--- START Records for this exercise ---

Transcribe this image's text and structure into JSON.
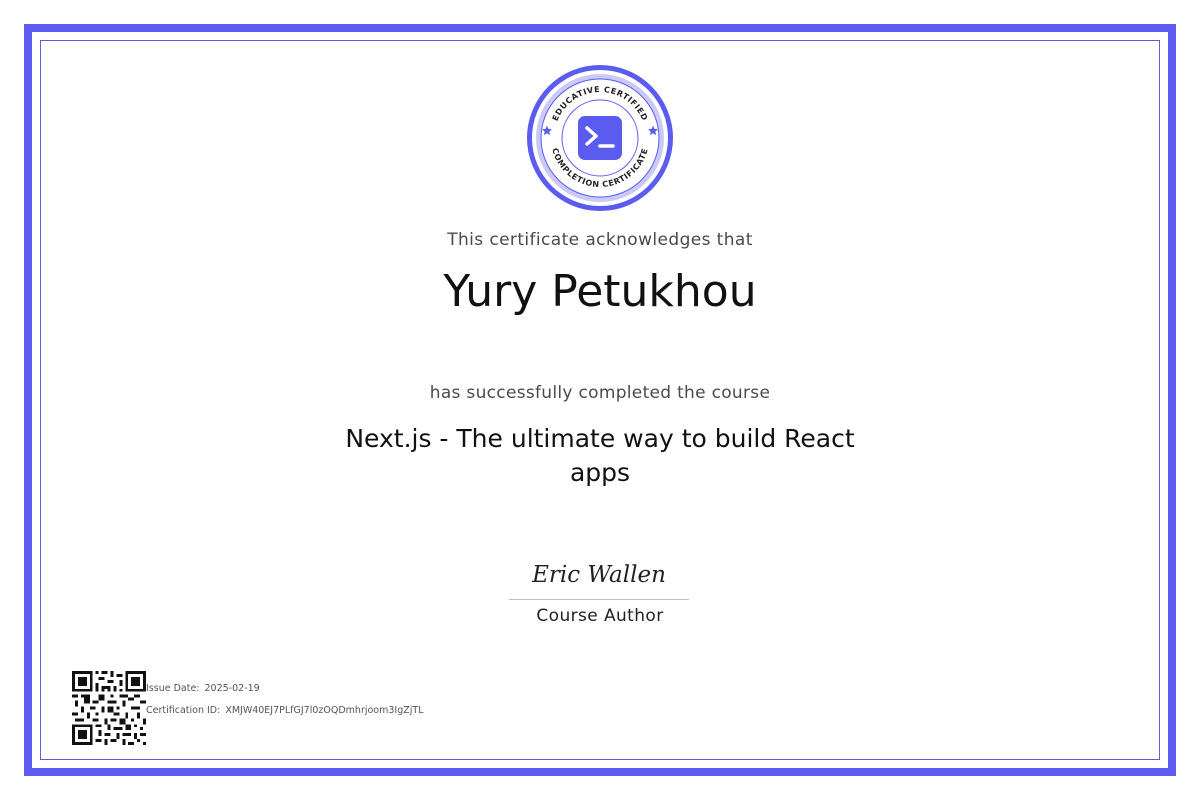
{
  "badge": {
    "top_text": "EDUCATIVE CERTIFIED",
    "bottom_text": "COMPLETION CERTIFICATE",
    "icon": "terminal-prompt-icon",
    "colors": {
      "accent": "#5b5bf0",
      "ring_light": "#c9c9fb",
      "star": "#5b5bf0"
    }
  },
  "certificate": {
    "intro": "This certificate acknowledges that",
    "recipient": "Yury Petukhou",
    "completed_text": "has successfully completed the course",
    "course_title": "Next.js - The ultimate way to build React apps"
  },
  "signature": {
    "name": "Eric Wallen",
    "role": "Course Author"
  },
  "meta": {
    "issue_date_label": "Issue Date:",
    "issue_date": "2025-02-19",
    "cert_id_label": "Certification ID:",
    "cert_id": "XMJW40EJ7PLfGJ7l0zOQDmhrjoom3IgZjTL"
  },
  "colors": {
    "border": "#5b5bf0",
    "text": "#222222",
    "muted": "#4a4a4a"
  }
}
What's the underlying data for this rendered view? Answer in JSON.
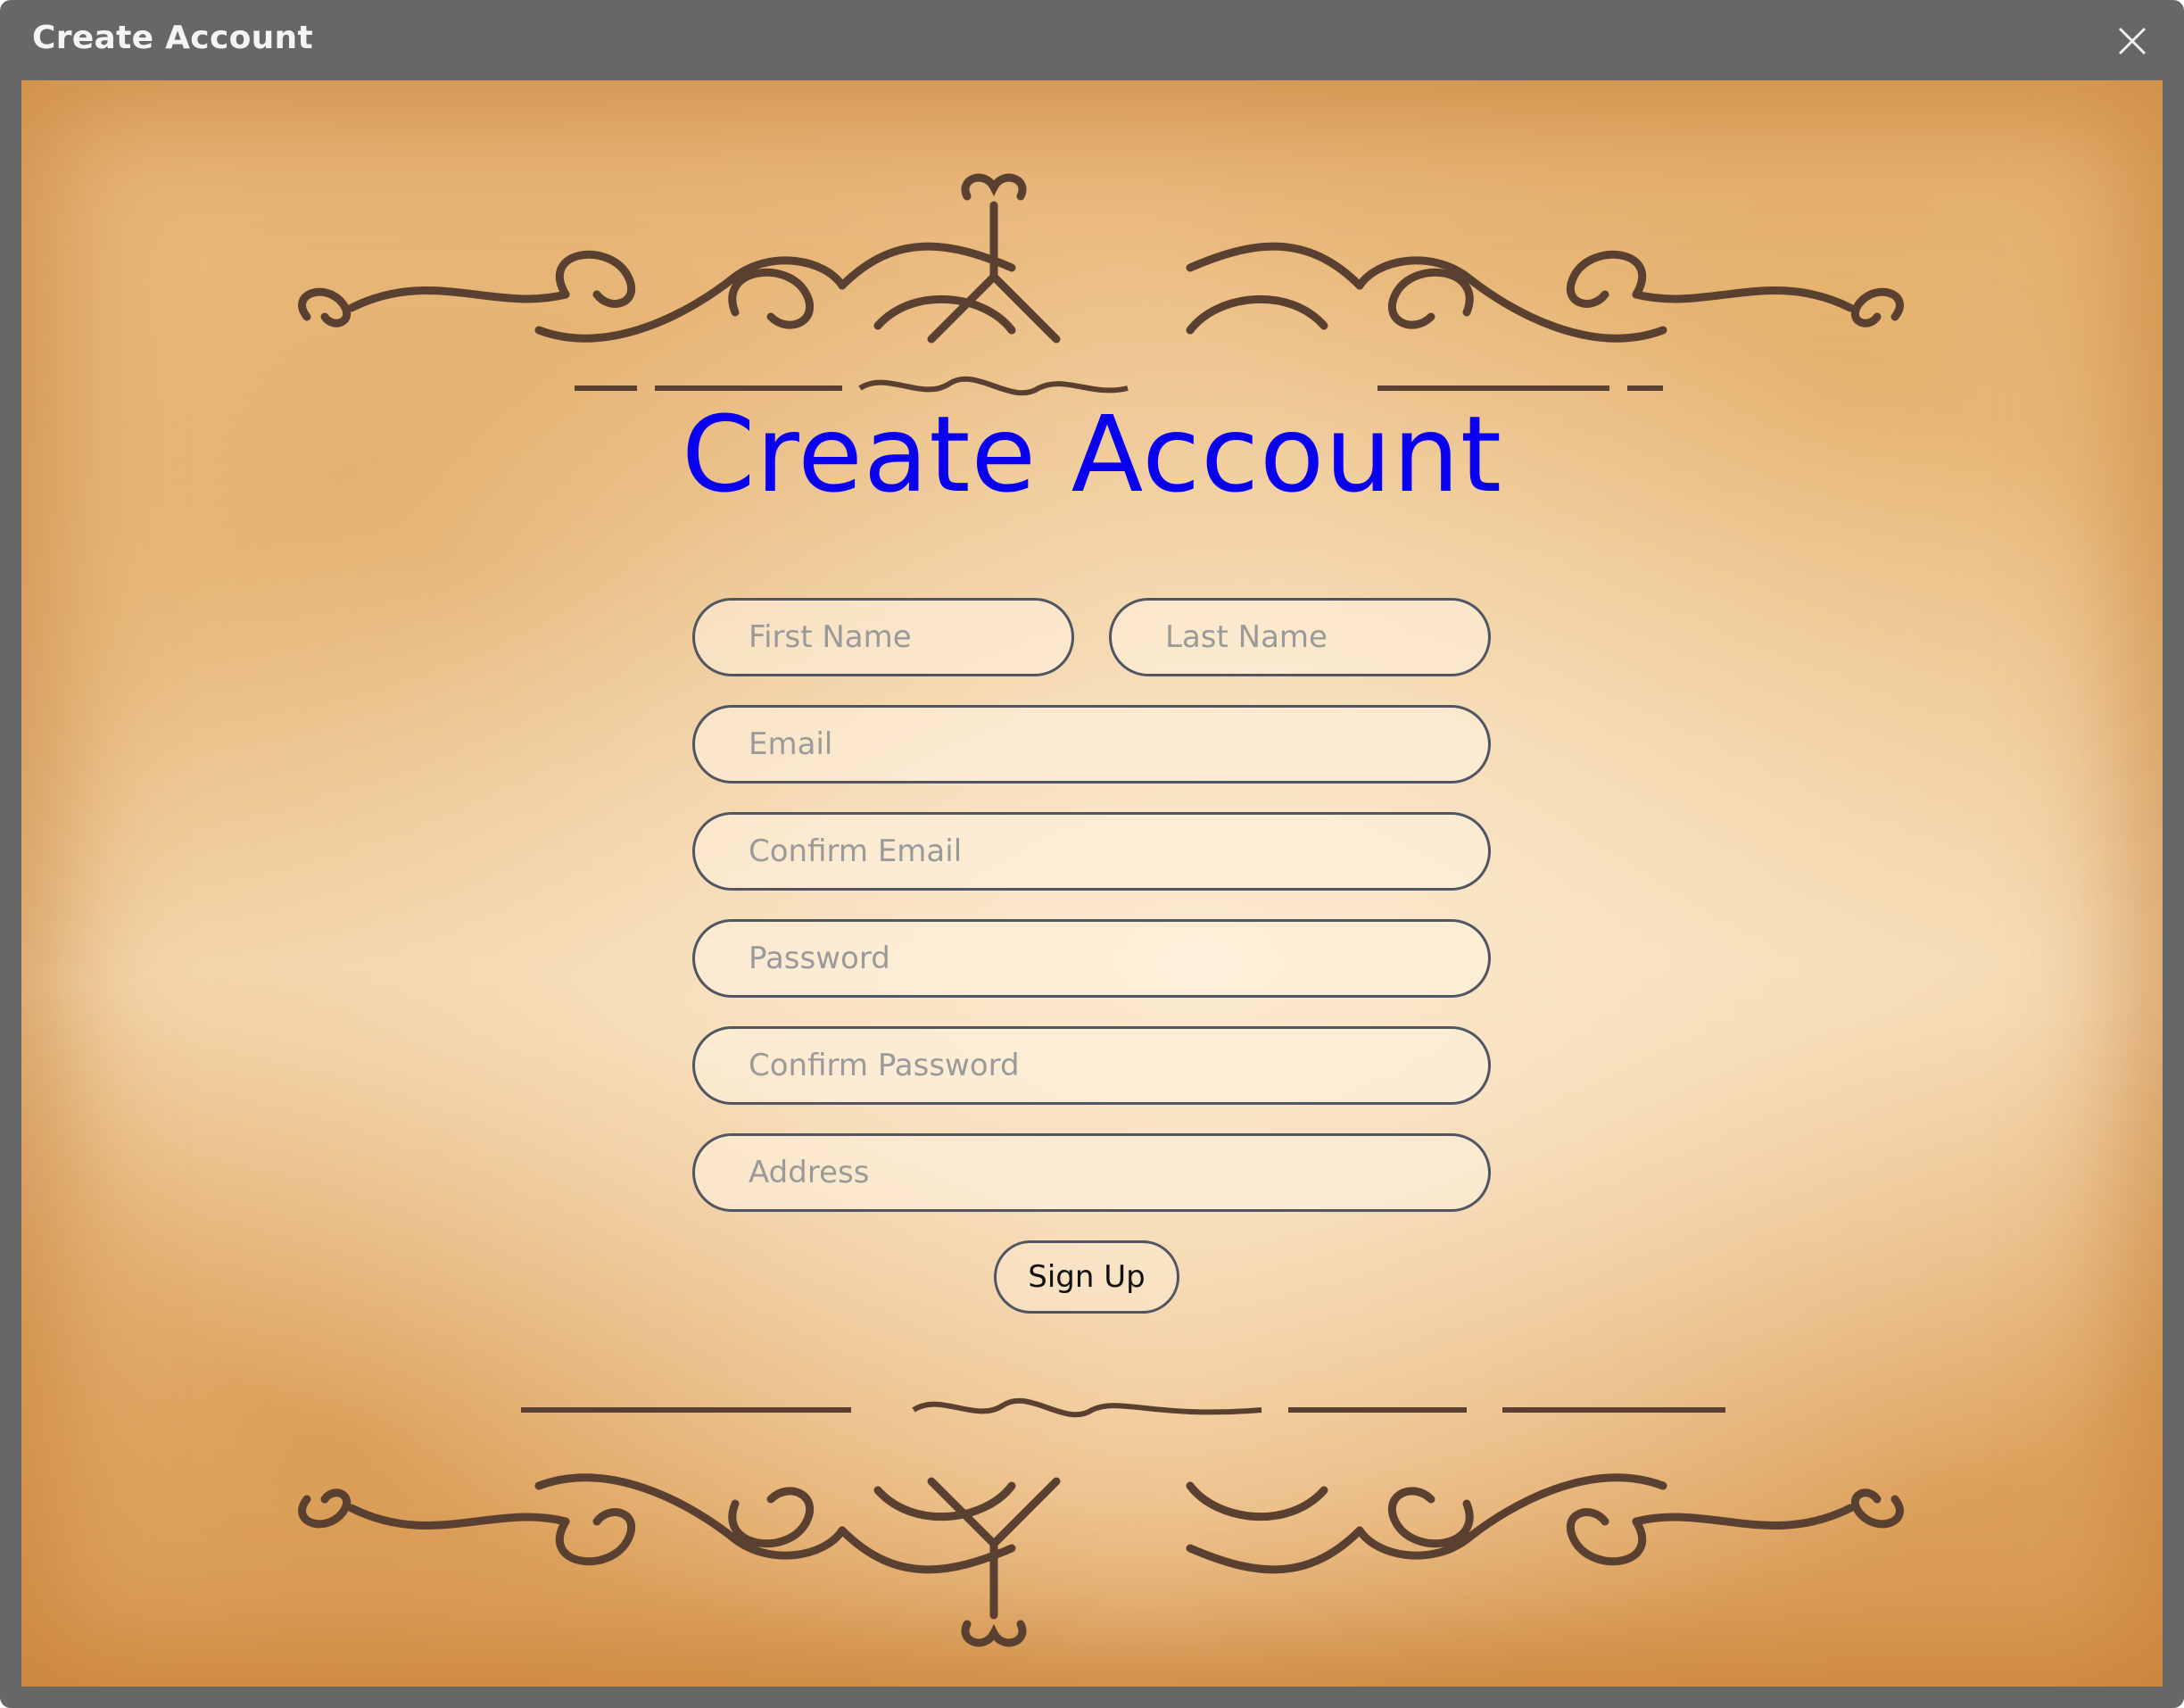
{
  "window": {
    "title": "Create Account"
  },
  "form": {
    "heading": "Create Account",
    "fields": {
      "first_name": {
        "placeholder": "First Name",
        "value": ""
      },
      "last_name": {
        "placeholder": "Last Name",
        "value": ""
      },
      "email": {
        "placeholder": "Email",
        "value": ""
      },
      "confirm_email": {
        "placeholder": "Confirm Email",
        "value": ""
      },
      "password": {
        "placeholder": "Password",
        "value": ""
      },
      "confirm_password": {
        "placeholder": "Confirm Password",
        "value": ""
      },
      "address": {
        "placeholder": "Address",
        "value": ""
      }
    },
    "submit_label": "Sign Up"
  },
  "icons": {
    "close": "close-icon",
    "ornament": "flourish-ornament-icon"
  },
  "colors": {
    "titlebar": "#676767",
    "heading": "#0a00f0",
    "field_border": "#4f5561",
    "parchment": "#f1cc98"
  }
}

--- END Records for this exercise ---

How many of the lines above include the string "Create"? Reply with the number by itself.

> _Reply to the task_
2